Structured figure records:
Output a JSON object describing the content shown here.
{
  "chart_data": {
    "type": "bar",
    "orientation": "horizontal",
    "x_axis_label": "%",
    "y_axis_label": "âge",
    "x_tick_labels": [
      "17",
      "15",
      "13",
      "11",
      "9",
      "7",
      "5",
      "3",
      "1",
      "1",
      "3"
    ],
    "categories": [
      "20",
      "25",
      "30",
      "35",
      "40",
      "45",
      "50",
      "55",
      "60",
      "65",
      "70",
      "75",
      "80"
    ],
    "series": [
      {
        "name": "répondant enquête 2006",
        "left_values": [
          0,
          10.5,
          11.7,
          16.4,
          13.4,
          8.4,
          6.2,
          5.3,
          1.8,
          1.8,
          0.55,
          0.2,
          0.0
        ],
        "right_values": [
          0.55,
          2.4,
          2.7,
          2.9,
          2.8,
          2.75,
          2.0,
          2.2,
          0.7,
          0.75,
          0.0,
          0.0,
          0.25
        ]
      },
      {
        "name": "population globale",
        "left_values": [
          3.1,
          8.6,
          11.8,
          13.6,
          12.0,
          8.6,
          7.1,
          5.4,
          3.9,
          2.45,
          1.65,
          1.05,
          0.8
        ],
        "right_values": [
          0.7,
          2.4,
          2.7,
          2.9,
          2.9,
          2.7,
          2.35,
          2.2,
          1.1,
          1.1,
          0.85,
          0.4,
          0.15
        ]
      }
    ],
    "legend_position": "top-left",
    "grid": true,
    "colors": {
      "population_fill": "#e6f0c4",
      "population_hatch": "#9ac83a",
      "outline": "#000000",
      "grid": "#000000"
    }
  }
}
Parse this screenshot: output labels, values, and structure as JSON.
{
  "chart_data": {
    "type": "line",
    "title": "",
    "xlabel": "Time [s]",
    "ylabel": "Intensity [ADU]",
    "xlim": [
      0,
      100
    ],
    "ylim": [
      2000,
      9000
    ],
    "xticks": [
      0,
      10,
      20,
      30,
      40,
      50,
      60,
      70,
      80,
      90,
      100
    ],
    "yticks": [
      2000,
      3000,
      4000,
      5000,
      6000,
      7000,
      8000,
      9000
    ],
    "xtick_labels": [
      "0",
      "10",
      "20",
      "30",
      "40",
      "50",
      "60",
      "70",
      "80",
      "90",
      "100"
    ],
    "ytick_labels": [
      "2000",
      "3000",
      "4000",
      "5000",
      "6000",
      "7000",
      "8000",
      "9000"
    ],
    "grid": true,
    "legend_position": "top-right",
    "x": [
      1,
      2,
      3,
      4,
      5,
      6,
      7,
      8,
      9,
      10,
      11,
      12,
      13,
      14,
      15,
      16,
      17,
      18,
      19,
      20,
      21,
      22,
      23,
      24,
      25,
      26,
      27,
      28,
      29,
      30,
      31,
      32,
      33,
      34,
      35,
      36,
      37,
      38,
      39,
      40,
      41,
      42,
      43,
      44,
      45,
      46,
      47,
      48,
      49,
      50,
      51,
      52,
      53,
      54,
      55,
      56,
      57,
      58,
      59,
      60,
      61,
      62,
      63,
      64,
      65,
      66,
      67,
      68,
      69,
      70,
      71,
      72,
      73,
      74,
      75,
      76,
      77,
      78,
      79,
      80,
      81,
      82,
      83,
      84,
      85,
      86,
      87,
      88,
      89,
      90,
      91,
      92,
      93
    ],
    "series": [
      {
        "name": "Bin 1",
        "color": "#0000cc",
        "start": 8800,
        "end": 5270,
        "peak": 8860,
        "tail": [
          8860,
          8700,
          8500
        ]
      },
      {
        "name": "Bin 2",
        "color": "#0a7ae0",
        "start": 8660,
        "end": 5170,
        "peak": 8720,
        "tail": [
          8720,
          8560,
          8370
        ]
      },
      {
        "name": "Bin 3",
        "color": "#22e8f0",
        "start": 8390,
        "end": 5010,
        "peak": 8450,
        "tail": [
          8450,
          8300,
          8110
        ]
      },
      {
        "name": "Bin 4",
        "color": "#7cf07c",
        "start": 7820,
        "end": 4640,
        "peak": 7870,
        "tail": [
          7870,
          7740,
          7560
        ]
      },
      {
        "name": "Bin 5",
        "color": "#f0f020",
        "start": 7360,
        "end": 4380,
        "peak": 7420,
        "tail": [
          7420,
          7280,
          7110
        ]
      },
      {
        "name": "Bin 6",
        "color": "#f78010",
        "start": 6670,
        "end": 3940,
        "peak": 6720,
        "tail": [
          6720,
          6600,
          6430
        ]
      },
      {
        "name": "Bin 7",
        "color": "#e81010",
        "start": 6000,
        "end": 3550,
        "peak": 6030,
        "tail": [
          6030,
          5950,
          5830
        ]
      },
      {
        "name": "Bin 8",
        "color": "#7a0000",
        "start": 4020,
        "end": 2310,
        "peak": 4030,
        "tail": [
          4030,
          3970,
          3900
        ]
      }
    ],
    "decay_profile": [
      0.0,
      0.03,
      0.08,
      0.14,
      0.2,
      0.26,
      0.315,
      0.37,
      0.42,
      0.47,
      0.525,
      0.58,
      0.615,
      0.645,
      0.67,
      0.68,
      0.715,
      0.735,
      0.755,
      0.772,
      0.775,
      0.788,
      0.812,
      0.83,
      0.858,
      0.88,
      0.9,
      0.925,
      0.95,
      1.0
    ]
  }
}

**Request**
Your task is to retype all the records above with nothing left out.

**Answer for the task**
Output a JSON object describing the content shown here.
{
  "chart_data": {
    "type": "bar",
    "orientation": "horizontal",
    "x_axis_label": "%",
    "y_axis_label": "âge",
    "x_tick_labels": [
      "17",
      "15",
      "13",
      "11",
      "9",
      "7",
      "5",
      "3",
      "1",
      "1",
      "3"
    ],
    "categories": [
      "20",
      "25",
      "30",
      "35",
      "40",
      "45",
      "50",
      "55",
      "60",
      "65",
      "70",
      "75",
      "80"
    ],
    "series": [
      {
        "name": "répondant enquête 2006",
        "left_values": [
          0,
          10.5,
          11.7,
          16.4,
          13.4,
          8.4,
          6.2,
          5.3,
          1.8,
          1.8,
          0.55,
          0.2,
          0.0
        ],
        "right_values": [
          0.55,
          2.4,
          2.7,
          2.9,
          2.8,
          2.75,
          2.0,
          2.2,
          0.7,
          0.75,
          0.0,
          0.0,
          0.25
        ]
      },
      {
        "name": "population globale",
        "left_values": [
          3.1,
          8.6,
          11.8,
          13.6,
          12.0,
          8.6,
          7.1,
          5.4,
          3.9,
          2.45,
          1.65,
          1.05,
          0.8
        ],
        "right_values": [
          0.7,
          2.4,
          2.7,
          2.9,
          2.9,
          2.7,
          2.35,
          2.2,
          1.1,
          1.1,
          0.85,
          0.4,
          0.15
        ]
      }
    ],
    "legend_position": "top-left",
    "grid": true,
    "colors": {
      "population_fill": "#e6f0c4",
      "population_hatch": "#9ac83a",
      "outline": "#000000",
      "grid": "#000000"
    }
  }
}
Parse this screenshot: output labels, values, and structure as JSON.
{
  "chart_data": {
    "type": "line",
    "title": "",
    "xlabel": "Time [s]",
    "ylabel": "Intensity [ADU]",
    "xlim": [
      0,
      100
    ],
    "ylim": [
      2000,
      9000
    ],
    "xticks": [
      0,
      10,
      20,
      30,
      40,
      50,
      60,
      70,
      80,
      90,
      100
    ],
    "yticks": [
      2000,
      3000,
      4000,
      5000,
      6000,
      7000,
      8000,
      9000
    ],
    "xtick_labels": [
      "0",
      "10",
      "20",
      "30",
      "40",
      "50",
      "60",
      "70",
      "80",
      "90",
      "100"
    ],
    "ytick_labels": [
      "2000",
      "3000",
      "4000",
      "5000",
      "6000",
      "7000",
      "8000",
      "9000"
    ],
    "grid": true,
    "legend_position": "top-right",
    "x": [
      1,
      2,
      3,
      4,
      5,
      6,
      7,
      8,
      9,
      10,
      11,
      12,
      13,
      14,
      15,
      16,
      17,
      18,
      19,
      20,
      21,
      22,
      23,
      24,
      25,
      26,
      27,
      28,
      29,
      30,
      31,
      32,
      33,
      34,
      35,
      36,
      37,
      38,
      39,
      40,
      41,
      42,
      43,
      44,
      45,
      46,
      47,
      48,
      49,
      50,
      51,
      52,
      53,
      54,
      55,
      56,
      57,
      58,
      59,
      60,
      61,
      62,
      63,
      64,
      65,
      66,
      67,
      68,
      69,
      70,
      71,
      72,
      73,
      74,
      75,
      76,
      77,
      78,
      79,
      80,
      81,
      82,
      83,
      84,
      85,
      86,
      87,
      88,
      89,
      90,
      91,
      92,
      93
    ],
    "series": [
      {
        "name": "Bin 1",
        "color": "#0000cc",
        "start": 8800,
        "end": 5270,
        "peak": 8860,
        "tail": [
          8860,
          8700,
          8500
        ]
      },
      {
        "name": "Bin 2",
        "color": "#0a7ae0",
        "start": 8660,
        "end": 5170,
        "peak": 8720,
        "tail": [
          8720,
          8560,
          8370
        ]
      },
      {
        "name": "Bin 3",
        "color": "#22e8f0",
        "start": 8390,
        "end": 5010,
        "peak": 8450,
        "tail": [
          8450,
          8300,
          8110
        ]
      },
      {
        "name": "Bin 4",
        "color": "#7cf07c",
        "start": 7820,
        "end": 4640,
        "peak": 7870,
        "tail": [
          7870,
          7740,
          7560
        ]
      },
      {
        "name": "Bin 5",
        "color": "#f0f020",
        "start": 7360,
        "end": 4380,
        "peak": 7420,
        "tail": [
          7420,
          7280,
          7110
        ]
      },
      {
        "name": "Bin 6",
        "color": "#f78010",
        "start": 6670,
        "end": 3940,
        "peak": 6720,
        "tail": [
          6720,
          6600,
          6430
        ]
      },
      {
        "name": "Bin 7",
        "color": "#e81010",
        "start": 6000,
        "end": 3550,
        "peak": 6030,
        "tail": [
          6030,
          5950,
          5830
        ]
      },
      {
        "name": "Bin 8",
        "color": "#7a0000",
        "start": 4020,
        "end": 2310,
        "peak": 4030,
        "tail": [
          4030,
          3970,
          3900
        ]
      }
    ],
    "decay_profile": [
      0.0,
      0.03,
      0.08,
      0.14,
      0.2,
      0.26,
      0.315,
      0.37,
      0.42,
      0.47,
      0.525,
      0.58,
      0.615,
      0.645,
      0.67,
      0.68,
      0.715,
      0.735,
      0.755,
      0.772,
      0.775,
      0.788,
      0.812,
      0.83,
      0.858,
      0.88,
      0.9,
      0.925,
      0.95,
      1.0
    ]
  }
}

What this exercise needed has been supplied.